What to produce >> Pull out each line of the data that includes the word "subtitle".

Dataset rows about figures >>
--------------------
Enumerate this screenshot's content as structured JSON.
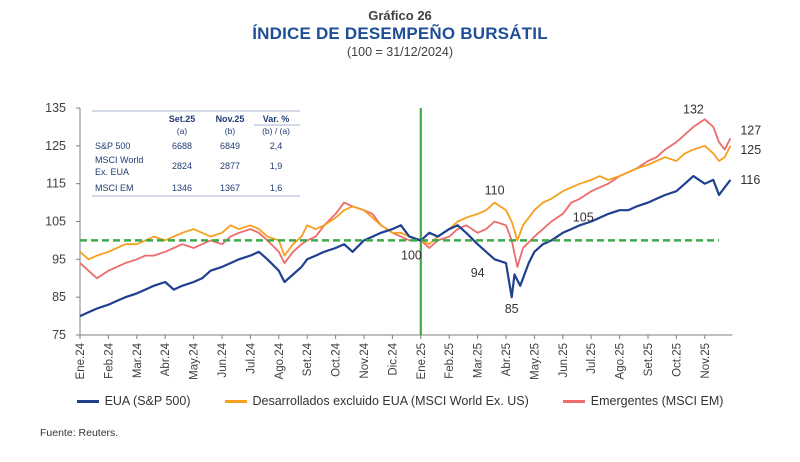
{
  "header": {
    "subtitle": "Gráfico 26",
    "title": "ÍNDICE DE DESEMPEÑO BURSÁTIL",
    "base_note": "(100 = 31/12/2024)"
  },
  "source": "Fuente: Reuters.",
  "colors": {
    "sp500": "#1F3F8F",
    "msci_world": "#F5A020",
    "msci_em": "#EE6B6B",
    "reference": "#3DAA4A",
    "axis": "#7F7F7F",
    "table_text": "#1F3B73"
  },
  "inset_table": {
    "columns": [
      "",
      "Set.25",
      "Nov.25",
      "Var. %"
    ],
    "subheaders": [
      "",
      "(a)",
      "(b)",
      "(b) / (a)"
    ],
    "rows": [
      {
        "name": "S&P 500",
        "name_line2": "",
        "a": "6688",
        "b": "6849",
        "var": "2,4"
      },
      {
        "name": "MSCI World",
        "name_line2": "Ex. EUA",
        "a": "2824",
        "b": "2877",
        "var": "1,9"
      },
      {
        "name": "MSCI EM",
        "name_line2": "",
        "a": "1346",
        "b": "1367",
        "var": "1,6"
      }
    ]
  },
  "chart_data": {
    "type": "line",
    "title": "ÍNDICE DE DESEMPEÑO BURSÁTIL",
    "subtitle": "(100 = 31/12/2024)",
    "xlabel": "",
    "ylabel": "",
    "ylim": [
      75,
      135
    ],
    "yticks": [
      75,
      85,
      95,
      105,
      115,
      125,
      135
    ],
    "x_tick_labels": [
      "Ene.24",
      "Feb.24",
      "Mar.24",
      "Abr.24",
      "May.24",
      "Jun.24",
      "Jul.24",
      "Ago.24",
      "Set.24",
      "Oct.24",
      "Nov.24",
      "Dic.24",
      "Ene.25",
      "Feb.25",
      "Mar.25",
      "Abr.25",
      "May.25",
      "Jun.25",
      "Jul.25",
      "Ago.25",
      "Set.25",
      "Oct.25",
      "Nov.25"
    ],
    "x_unit": "months since Ene.24",
    "xlim": [
      0,
      22.9
    ],
    "grid": false,
    "legend_position": "bottom",
    "reference_line": {
      "y": 100,
      "style": "dashed",
      "x_range": [
        0,
        22.5
      ]
    },
    "vertical_marker": {
      "x": 12,
      "label": "Ene.25"
    },
    "series": [
      {
        "name": "EUA (S&P 500)",
        "key": "sp500",
        "x": [
          0,
          0.3,
          0.6,
          1,
          1.3,
          1.6,
          2,
          2.3,
          2.6,
          3,
          3.3,
          3.6,
          4,
          4.3,
          4.6,
          5,
          5.3,
          5.6,
          6,
          6.3,
          6.6,
          7,
          7.2,
          7.5,
          7.8,
          8,
          8.3,
          8.6,
          9,
          9.3,
          9.6,
          10,
          10.3,
          10.6,
          11,
          11.3,
          11.6,
          12,
          12.3,
          12.6,
          13,
          13.3,
          13.6,
          14,
          14.3,
          14.6,
          15,
          15.2,
          15.3,
          15.5,
          15.8,
          16,
          16.3,
          16.6,
          17,
          17.3,
          17.6,
          18,
          18.3,
          18.6,
          19,
          19.3,
          19.6,
          20,
          20.3,
          20.6,
          21,
          21.3,
          21.6,
          21.8,
          22,
          22.3,
          22.5,
          22.7,
          22.9
        ],
        "values": [
          80,
          81,
          82,
          83,
          84,
          85,
          86,
          87,
          88,
          89,
          87,
          88,
          89,
          90,
          92,
          93,
          94,
          95,
          96,
          97,
          95,
          92,
          89,
          91,
          93,
          95,
          96,
          97,
          98,
          99,
          97,
          100,
          101,
          102,
          103,
          104,
          101,
          100,
          102,
          101,
          103,
          104,
          102,
          99,
          97,
          95,
          94,
          85,
          91,
          88,
          94,
          97,
          99,
          100,
          102,
          103,
          104,
          105,
          106,
          107,
          108,
          108,
          109,
          110,
          111,
          112,
          113,
          115,
          117,
          116,
          115,
          116,
          112,
          114,
          116
        ],
        "annotations": [
          {
            "x": 15.2,
            "y": 85,
            "label": "85"
          },
          {
            "x": 14.6,
            "y": 94,
            "label": "94"
          },
          {
            "x": 22.9,
            "y": 116,
            "label": "116"
          }
        ]
      },
      {
        "name": "Desarrollados excluido EUA (MSCI World Ex. US)",
        "key": "msci_world",
        "x": [
          0,
          0.3,
          0.6,
          1,
          1.3,
          1.6,
          2,
          2.3,
          2.6,
          3,
          3.3,
          3.6,
          4,
          4.3,
          4.6,
          5,
          5.3,
          5.6,
          6,
          6.3,
          6.6,
          7,
          7.2,
          7.5,
          7.8,
          8,
          8.3,
          8.6,
          9,
          9.3,
          9.6,
          10,
          10.3,
          10.6,
          11,
          11.3,
          11.6,
          12,
          12.3,
          12.6,
          13,
          13.3,
          13.6,
          14,
          14.3,
          14.6,
          15,
          15.2,
          15.4,
          15.6,
          16,
          16.3,
          16.6,
          17,
          17.3,
          17.6,
          18,
          18.3,
          18.6,
          19,
          19.3,
          19.6,
          20,
          20.3,
          20.6,
          21,
          21.3,
          21.6,
          22,
          22.3,
          22.5,
          22.7,
          22.9
        ],
        "values": [
          97,
          95,
          96,
          97,
          98,
          99,
          99,
          100,
          101,
          100,
          101,
          102,
          103,
          102,
          101,
          102,
          104,
          103,
          104,
          103,
          101,
          100,
          96,
          99,
          101,
          104,
          103,
          104,
          106,
          108,
          109,
          108,
          106,
          104,
          102,
          102,
          101,
          100,
          99,
          101,
          103,
          105,
          106,
          107,
          108,
          110,
          108,
          105,
          100,
          104,
          108,
          110,
          111,
          113,
          114,
          115,
          116,
          117,
          116,
          117,
          118,
          119,
          120,
          121,
          122,
          121,
          123,
          124,
          125,
          123,
          121,
          122,
          125
        ],
        "annotations": [
          {
            "x": 14.6,
            "y": 110,
            "label": "110"
          },
          {
            "x": 22.9,
            "y": 125,
            "label": "125"
          }
        ]
      },
      {
        "name": "Emergentes (MSCI EM)",
        "key": "msci_em",
        "x": [
          0,
          0.3,
          0.6,
          1,
          1.3,
          1.6,
          2,
          2.3,
          2.6,
          3,
          3.3,
          3.6,
          4,
          4.3,
          4.6,
          5,
          5.3,
          5.6,
          6,
          6.3,
          6.6,
          7,
          7.2,
          7.5,
          7.8,
          8,
          8.3,
          8.6,
          9,
          9.3,
          9.6,
          10,
          10.3,
          10.6,
          11,
          11.3,
          11.6,
          12,
          12.3,
          12.6,
          13,
          13.3,
          13.6,
          14,
          14.3,
          14.6,
          15,
          15.2,
          15.4,
          15.6,
          16,
          16.3,
          16.6,
          17,
          17.3,
          17.6,
          18,
          18.3,
          18.6,
          19,
          19.3,
          19.6,
          20,
          20.3,
          20.6,
          21,
          21.3,
          21.6,
          22,
          22.3,
          22.5,
          22.7,
          22.9
        ],
        "values": [
          94,
          92,
          90,
          92,
          93,
          94,
          95,
          96,
          96,
          97,
          98,
          99,
          98,
          99,
          100,
          99,
          101,
          102,
          103,
          102,
          100,
          97,
          94,
          97,
          99,
          100,
          101,
          104,
          107,
          110,
          109,
          108,
          107,
          104,
          102,
          101,
          100,
          100,
          98,
          100,
          101,
          103,
          104,
          102,
          103,
          105,
          104,
          100,
          93,
          98,
          101,
          103,
          105,
          107,
          110,
          111,
          113,
          114,
          115,
          117,
          118,
          119,
          121,
          122,
          124,
          126,
          128,
          130,
          132,
          130,
          126,
          124,
          127
        ],
        "annotations": [
          {
            "x": 17,
            "y": 105,
            "label": "105"
          },
          {
            "x": 21.6,
            "y": 132,
            "label": "132"
          },
          {
            "x": 22.9,
            "y": 127,
            "label": "127"
          }
        ]
      }
    ],
    "reference_annotation": {
      "x": 11.6,
      "y": 100,
      "label": "100"
    }
  }
}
--------------------
Written response >>
    "subtitle": "Gráfico 26",
    "subtitle": "(100 = 31/12/2024)",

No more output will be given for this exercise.